**SET PROBLEM**
Retype all of the data. Every line must match exactly.

☆ ☆ ☆

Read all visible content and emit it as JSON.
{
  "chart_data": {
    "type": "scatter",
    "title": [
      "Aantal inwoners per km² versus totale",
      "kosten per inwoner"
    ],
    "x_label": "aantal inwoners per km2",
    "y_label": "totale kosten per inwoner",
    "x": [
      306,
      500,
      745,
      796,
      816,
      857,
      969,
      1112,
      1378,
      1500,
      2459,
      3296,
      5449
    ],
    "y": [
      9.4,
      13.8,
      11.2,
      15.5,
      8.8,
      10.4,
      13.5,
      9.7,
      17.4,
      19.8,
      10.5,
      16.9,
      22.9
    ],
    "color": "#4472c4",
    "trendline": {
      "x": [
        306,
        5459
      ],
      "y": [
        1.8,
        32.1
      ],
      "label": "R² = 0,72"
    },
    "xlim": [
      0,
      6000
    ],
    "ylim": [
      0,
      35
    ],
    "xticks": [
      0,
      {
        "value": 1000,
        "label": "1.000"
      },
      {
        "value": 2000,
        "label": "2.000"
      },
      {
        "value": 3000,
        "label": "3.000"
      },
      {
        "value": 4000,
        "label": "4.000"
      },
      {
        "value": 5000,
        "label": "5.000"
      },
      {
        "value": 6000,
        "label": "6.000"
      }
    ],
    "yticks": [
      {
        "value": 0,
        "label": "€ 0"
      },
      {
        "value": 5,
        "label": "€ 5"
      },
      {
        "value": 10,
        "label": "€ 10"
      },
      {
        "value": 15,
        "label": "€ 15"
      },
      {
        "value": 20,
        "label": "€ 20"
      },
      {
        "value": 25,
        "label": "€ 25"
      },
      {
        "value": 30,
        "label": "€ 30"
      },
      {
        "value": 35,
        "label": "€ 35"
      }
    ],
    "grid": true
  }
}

☆ ☆ ☆

**TASK ANSWER**
Read all visible content and emit it as JSON.
{
  "chart_data": {
    "type": "scatter",
    "title": [
      "Aantal inwoners per km² versus totale",
      "kosten per inwoner"
    ],
    "x_label": "aantal inwoners per km2",
    "y_label": "totale kosten per inwoner",
    "x": [
      306,
      500,
      745,
      796,
      816,
      857,
      969,
      1112,
      1378,
      1500,
      2459,
      3296,
      5449
    ],
    "y": [
      9.4,
      13.8,
      11.2,
      15.5,
      8.8,
      10.4,
      13.5,
      9.7,
      17.4,
      19.8,
      10.5,
      16.9,
      22.9
    ],
    "color": "#4472c4",
    "trendline": {
      "x": [
        306,
        5459
      ],
      "y": [
        1.8,
        32.1
      ],
      "label": "R² = 0,72"
    },
    "xlim": [
      0,
      6000
    ],
    "ylim": [
      0,
      35
    ],
    "xticks": [
      0,
      {
        "value": 1000,
        "label": "1.000"
      },
      {
        "value": 2000,
        "label": "2.000"
      },
      {
        "value": 3000,
        "label": "3.000"
      },
      {
        "value": 4000,
        "label": "4.000"
      },
      {
        "value": 5000,
        "label": "5.000"
      },
      {
        "value": 6000,
        "label": "6.000"
      }
    ],
    "yticks": [
      {
        "value": 0,
        "label": "€ 0"
      },
      {
        "value": 5,
        "label": "€ 5"
      },
      {
        "value": 10,
        "label": "€ 10"
      },
      {
        "value": 15,
        "label": "€ 15"
      },
      {
        "value": 20,
        "label": "€ 20"
      },
      {
        "value": 25,
        "label": "€ 25"
      },
      {
        "value": 30,
        "label": "€ 30"
      },
      {
        "value": 35,
        "label": "€ 35"
      }
    ],
    "grid": true
  }
}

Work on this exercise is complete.